■ **TASK INPUT**
####################

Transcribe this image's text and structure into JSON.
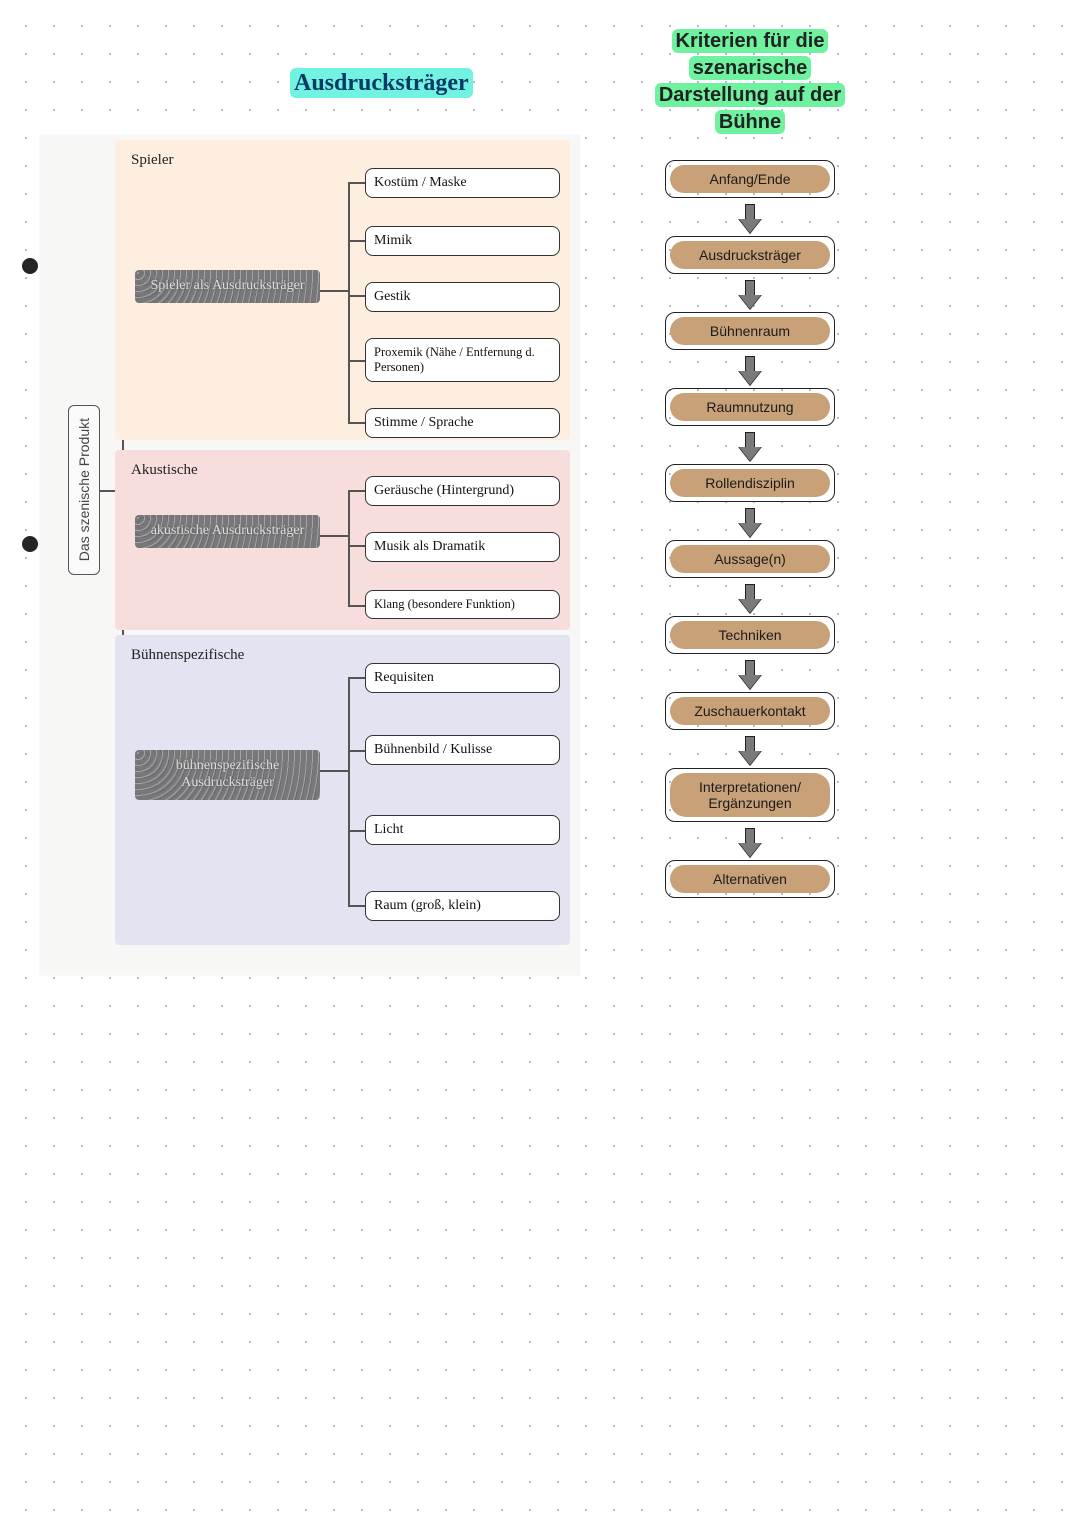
{
  "headings": {
    "left": "Ausdrucksträger",
    "right": "Kriterien für die szenarische Darstellung auf der Bühne"
  },
  "root": "Das szenische Produkt",
  "categories": [
    {
      "label": "Spieler",
      "hub": "Spieler als Ausdrucksträger",
      "leaves": [
        "Kostüm / Maske",
        "Mimik",
        "Gestik",
        "Proxemik (Nähe / Entfernung d. Personen)",
        "Stimme / Sprache"
      ]
    },
    {
      "label": "Akustische",
      "hub": "akustische Ausdrucksträger",
      "leaves": [
        "Geräusche (Hintergrund)",
        "Musik als Dramatik",
        "Klang (besondere Funktion)"
      ]
    },
    {
      "label": "Bühnenspezifische",
      "hub": "bühnenspezifische Ausdrucksträger",
      "leaves": [
        "Requisiten",
        "Bühnenbild / Kulisse",
        "Licht",
        "Raum (groß, klein)"
      ]
    }
  ],
  "flow": [
    "Anfang/Ende",
    "Ausdrucksträger",
    "Bühnenraum",
    "Raumnutzung",
    "Rollendisziplin",
    "Aussage(n)",
    "Techniken",
    "Zuschauerkontakt",
    "Interpretationen/ Ergänzungen",
    "Alternativen"
  ],
  "colors": {
    "cat1": "#fdeee0",
    "cat2": "#f7dedd",
    "cat3": "#e3e3f2",
    "hub": "#78787a",
    "pill": "#c9a179",
    "hl_left": "#72f2e0",
    "hl_right": "#6ef29f"
  }
}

####################

■ **INSTRUCTIONS TO FOLLOW**
Copy the records above exactly, leaving out every picture.

■ **TASK RESULT**
Transcribe this image's text and structure into JSON.
{
  "headings": {
    "left": "Ausdrucksträger",
    "right": "Kriterien für die szenarische Darstellung auf der Bühne"
  },
  "root": "Das szenische Produkt",
  "categories": [
    {
      "label": "Spieler",
      "hub": "Spieler als Ausdrucksträger",
      "leaves": [
        "Kostüm / Maske",
        "Mimik",
        "Gestik",
        "Proxemik (Nähe / Entfernung d. Personen)",
        "Stimme / Sprache"
      ]
    },
    {
      "label": "Akustische",
      "hub": "akustische Ausdrucksträger",
      "leaves": [
        "Geräusche (Hintergrund)",
        "Musik als Dramatik",
        "Klang (besondere Funktion)"
      ]
    },
    {
      "label": "Bühnenspezifische",
      "hub": "bühnenspezifische Ausdrucksträger",
      "leaves": [
        "Requisiten",
        "Bühnenbild / Kulisse",
        "Licht",
        "Raum (groß, klein)"
      ]
    }
  ],
  "flow": [
    "Anfang/Ende",
    "Ausdrucksträger",
    "Bühnenraum",
    "Raumnutzung",
    "Rollendisziplin",
    "Aussage(n)",
    "Techniken",
    "Zuschauerkontakt",
    "Interpretationen/ Ergänzungen",
    "Alternativen"
  ],
  "colors": {
    "cat1": "#fdeee0",
    "cat2": "#f7dedd",
    "cat3": "#e3e3f2",
    "hub": "#78787a",
    "pill": "#c9a179",
    "hl_left": "#72f2e0",
    "hl_right": "#6ef29f"
  }
}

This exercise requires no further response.